Extracted text
A powerful storm system from the Pacific is expected to make landfall in the Wood River Valley Friday night, delivering up to two feet of powder in the central mountains, according to a Thursday morning forecast from the National Weather Service’s Pocatello office.
“Look for high mountain snow at elevations of 7,000 to 8,000 feet,” the office stated. “The heaviest period of precipitation will occur Sunday night through Monday night.”
According to commercial weather forecasting service Accuweather, this particular east-tracking storm from the Pacific is classified as an “atmospheric river,” or a fast-moving band of warm water vapor from the tropics. It could rival the intensity of Atlantic hurricanes, according to AccuWeather Meteorologist Randy Adkins.
Adkins said the storm’s moisture plume has origins from former severe Tropical Storm Namtheun in the western Pacific and “will join forces with a non-tropical system sitting over the northern Pacific on Wednesday.” Rapid strengthening will result, he said.

Material provided

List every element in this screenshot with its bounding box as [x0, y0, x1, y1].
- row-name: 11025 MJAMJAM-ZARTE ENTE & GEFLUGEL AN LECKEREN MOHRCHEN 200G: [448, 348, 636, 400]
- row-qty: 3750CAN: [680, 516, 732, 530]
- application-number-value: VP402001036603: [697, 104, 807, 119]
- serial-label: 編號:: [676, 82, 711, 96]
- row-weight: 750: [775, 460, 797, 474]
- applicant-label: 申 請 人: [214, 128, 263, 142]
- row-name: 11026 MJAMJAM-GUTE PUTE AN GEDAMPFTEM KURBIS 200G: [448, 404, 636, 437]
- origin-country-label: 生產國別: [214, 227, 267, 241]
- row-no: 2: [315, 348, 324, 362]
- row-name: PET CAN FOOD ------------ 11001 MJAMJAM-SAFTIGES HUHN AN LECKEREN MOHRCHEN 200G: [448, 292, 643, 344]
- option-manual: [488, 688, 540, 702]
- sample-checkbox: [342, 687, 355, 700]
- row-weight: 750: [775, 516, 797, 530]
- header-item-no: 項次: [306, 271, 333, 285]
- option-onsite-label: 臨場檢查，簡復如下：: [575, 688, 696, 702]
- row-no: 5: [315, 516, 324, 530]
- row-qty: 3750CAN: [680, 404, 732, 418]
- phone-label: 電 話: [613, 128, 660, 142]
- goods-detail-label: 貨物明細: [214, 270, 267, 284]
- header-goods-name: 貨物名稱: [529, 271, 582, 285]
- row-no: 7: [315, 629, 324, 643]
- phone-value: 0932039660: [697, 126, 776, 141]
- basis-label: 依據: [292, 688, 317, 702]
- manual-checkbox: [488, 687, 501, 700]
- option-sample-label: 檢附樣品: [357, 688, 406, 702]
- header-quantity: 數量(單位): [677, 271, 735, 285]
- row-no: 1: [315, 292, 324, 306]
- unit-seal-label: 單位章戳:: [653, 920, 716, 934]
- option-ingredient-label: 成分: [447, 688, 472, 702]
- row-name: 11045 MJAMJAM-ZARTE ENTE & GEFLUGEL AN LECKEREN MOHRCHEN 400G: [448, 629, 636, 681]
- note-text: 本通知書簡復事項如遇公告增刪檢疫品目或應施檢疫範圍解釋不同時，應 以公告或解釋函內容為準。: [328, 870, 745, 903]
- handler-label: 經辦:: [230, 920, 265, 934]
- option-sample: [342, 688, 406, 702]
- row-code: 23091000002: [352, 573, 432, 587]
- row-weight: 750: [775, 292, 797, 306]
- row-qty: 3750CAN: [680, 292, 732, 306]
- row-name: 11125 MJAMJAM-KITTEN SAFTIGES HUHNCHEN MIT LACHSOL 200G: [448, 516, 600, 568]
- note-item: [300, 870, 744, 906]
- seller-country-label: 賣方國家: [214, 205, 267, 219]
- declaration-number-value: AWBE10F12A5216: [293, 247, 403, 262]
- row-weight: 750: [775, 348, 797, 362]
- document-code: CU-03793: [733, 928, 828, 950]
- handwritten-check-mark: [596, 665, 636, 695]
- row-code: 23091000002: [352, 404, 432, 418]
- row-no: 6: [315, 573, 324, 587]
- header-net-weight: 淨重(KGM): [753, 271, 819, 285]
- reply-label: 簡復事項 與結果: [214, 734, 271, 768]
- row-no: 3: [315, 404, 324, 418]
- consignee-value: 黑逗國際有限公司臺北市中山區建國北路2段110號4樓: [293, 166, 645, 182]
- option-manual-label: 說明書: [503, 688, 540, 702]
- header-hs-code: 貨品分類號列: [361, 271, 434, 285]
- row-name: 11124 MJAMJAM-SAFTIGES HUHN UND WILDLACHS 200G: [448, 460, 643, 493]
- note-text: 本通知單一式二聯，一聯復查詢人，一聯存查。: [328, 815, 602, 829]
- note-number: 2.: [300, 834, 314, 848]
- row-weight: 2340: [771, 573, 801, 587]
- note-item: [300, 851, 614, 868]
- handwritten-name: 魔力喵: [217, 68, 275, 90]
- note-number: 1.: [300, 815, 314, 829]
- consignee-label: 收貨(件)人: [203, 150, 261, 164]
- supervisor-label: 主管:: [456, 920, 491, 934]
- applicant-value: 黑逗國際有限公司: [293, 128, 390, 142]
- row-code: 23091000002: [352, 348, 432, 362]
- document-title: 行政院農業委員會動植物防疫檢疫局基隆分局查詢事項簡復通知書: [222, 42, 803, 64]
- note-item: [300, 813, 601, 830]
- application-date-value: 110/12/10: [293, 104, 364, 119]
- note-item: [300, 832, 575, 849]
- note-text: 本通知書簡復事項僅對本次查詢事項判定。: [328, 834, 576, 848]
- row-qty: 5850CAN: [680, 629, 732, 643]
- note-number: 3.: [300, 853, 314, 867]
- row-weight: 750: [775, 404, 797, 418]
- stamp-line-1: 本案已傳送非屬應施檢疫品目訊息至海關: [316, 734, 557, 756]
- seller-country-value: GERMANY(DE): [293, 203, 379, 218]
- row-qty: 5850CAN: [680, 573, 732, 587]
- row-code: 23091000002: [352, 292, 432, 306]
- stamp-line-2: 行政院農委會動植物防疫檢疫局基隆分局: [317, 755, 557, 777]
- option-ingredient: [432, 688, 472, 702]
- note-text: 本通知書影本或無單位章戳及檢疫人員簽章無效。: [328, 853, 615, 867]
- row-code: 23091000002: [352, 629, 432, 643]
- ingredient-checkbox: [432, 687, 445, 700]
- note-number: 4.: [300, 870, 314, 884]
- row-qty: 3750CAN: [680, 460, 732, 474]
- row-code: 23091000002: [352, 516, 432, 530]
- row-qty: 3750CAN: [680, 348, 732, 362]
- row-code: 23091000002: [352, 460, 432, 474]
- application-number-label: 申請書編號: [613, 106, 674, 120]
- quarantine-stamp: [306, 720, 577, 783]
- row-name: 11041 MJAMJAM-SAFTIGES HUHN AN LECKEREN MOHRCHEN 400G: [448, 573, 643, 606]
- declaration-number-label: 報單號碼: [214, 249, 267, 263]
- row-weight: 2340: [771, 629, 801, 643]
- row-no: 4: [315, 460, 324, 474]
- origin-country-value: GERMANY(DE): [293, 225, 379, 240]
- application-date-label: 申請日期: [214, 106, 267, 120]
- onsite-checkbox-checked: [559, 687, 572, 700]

What this exercise asks
A. Return the storm forecast text between "According to commercial" and "Meteorologist Randy Adkins.", inclusive, copied word for word.
B. Answer these from the storm forecast text:
(i) Which National Weather Service office issued the Thursday morning forecast?
(ii) At what elevations does the forecast say to look for high mountain snow?
(iii) From which former storm does the moisture plume originate?
C. Extend the storm forecast text past its final sentence.

Task results
A.
According to commercial weather forecasting service Accuweather, this particular east-tracking storm from the Pacific is classified as an “atmospheric river,” or a fast-moving band of warm water vapor from the tropics. It could rival the intensity of Atlantic hurricanes, according to AccuWeather Meteorologist Randy Adkins.

B.
(i) The Pocatello office
(ii) 7,000 to 8,000 feet
(iii) Former severe Tropical Storm Namtheun in the western Pacific

C.
“As the storm comes together a few hundred miles off the coasts of Washington and British Columbia, its intensification could easily surpass the criteria for bombogenesis [extreme low pressure] … putting the bomb cyclone at or even below the intensity level of Hurricane Larry,” AccuWeather stated in a news release Wednesday, referring to the strong storm that hit the east coast in September.
Though the storm will bring damaging winds with gusts of 40 mph, it will also deliver “greatly needed” precipitation to Idaho, California, Oregon and Washington, AccuWeather stated.
“The snow that accumulates in the mountains may provide bonus runoff into streams this fall or next spring, should snowpack remain in place through the winter,” the service stated.